WORK INSTRUCTIONS: Copy every record below, exactly as written.
= = = = = = =
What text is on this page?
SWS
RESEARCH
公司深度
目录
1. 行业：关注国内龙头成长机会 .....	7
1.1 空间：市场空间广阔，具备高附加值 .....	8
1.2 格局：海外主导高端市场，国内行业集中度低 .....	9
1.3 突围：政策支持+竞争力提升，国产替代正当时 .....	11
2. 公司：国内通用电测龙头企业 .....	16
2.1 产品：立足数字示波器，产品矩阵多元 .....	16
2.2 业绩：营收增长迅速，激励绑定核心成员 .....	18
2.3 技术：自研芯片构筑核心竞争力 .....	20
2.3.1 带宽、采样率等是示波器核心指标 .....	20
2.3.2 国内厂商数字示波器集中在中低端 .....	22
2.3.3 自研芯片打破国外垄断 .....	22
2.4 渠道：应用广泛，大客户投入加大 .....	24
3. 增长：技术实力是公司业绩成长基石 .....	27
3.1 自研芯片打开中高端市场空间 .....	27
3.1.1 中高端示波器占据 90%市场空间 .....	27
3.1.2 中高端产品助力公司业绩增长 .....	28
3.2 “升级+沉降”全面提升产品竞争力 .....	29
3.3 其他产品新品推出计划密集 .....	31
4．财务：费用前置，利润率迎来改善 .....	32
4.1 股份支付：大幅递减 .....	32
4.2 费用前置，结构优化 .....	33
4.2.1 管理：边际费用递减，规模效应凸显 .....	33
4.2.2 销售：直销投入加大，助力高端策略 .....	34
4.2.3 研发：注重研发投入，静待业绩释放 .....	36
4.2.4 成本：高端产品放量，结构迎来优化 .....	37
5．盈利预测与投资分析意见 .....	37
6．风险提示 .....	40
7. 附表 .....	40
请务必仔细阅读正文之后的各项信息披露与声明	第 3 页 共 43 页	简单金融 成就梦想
= = = = = = =
WRITTEN SOLUTION:
What text is on this page?
SWS
RESEARCH
公司深度
目录
1. 行业：关注国内龙头成长机会 .....	7
1.1 空间：市场空间广阔，具备高附加值 .....	8
1.2 格局：海外主导高端市场，国内行业集中度低 .....	9
1.3 突围：政策支持+竞争力提升，国产替代正当时 .....	11
2. 公司：国内通用电测龙头企业 .....	16
2.1 产品：立足数字示波器，产品矩阵多元 .....	16
2.2 业绩：营收增长迅速，激励绑定核心成员 .....	18
2.3 技术：自研芯片构筑核心竞争力 .....	20
2.3.1 带宽、采样率等是示波器核心指标 .....	20
2.3.2 国内厂商数字示波器集中在中低端 .....	22
2.3.3 自研芯片打破国外垄断 .....	22
2.4 渠道：应用广泛，大客户投入加大 .....	24
3. 增长：技术实力是公司业绩成长基石 .....	27
3.1 自研芯片打开中高端市场空间 .....	27
3.1.1 中高端示波器占据 90%市场空间 .....	27
3.1.2 中高端产品助力公司业绩增长 .....	28
3.2 “升级+沉降”全面提升产品竞争力 .....	29
3.3 其他产品新品推出计划密集 .....	31
4．财务：费用前置，利润率迎来改善 .....	32
4.1 股份支付：大幅递减 .....	32
4.2 费用前置，结构优化 .....	33
4.2.1 管理：边际费用递减，规模效应凸显 .....	33
4.2.2 销售：直销投入加大，助力高端策略 .....	34
4.2.3 研发：注重研发投入，静待业绩释放 .....	36
4.2.4 成本：高端产品放量，结构迎来优化 .....	37
5．盈利预测与投资分析意见 .....	37
6．风险提示 .....	40
7. 附表 .....	40
请务必仔细阅读正文之后的各项信息披露与声明	第 3 页 共 43 页	简单金融 成就梦想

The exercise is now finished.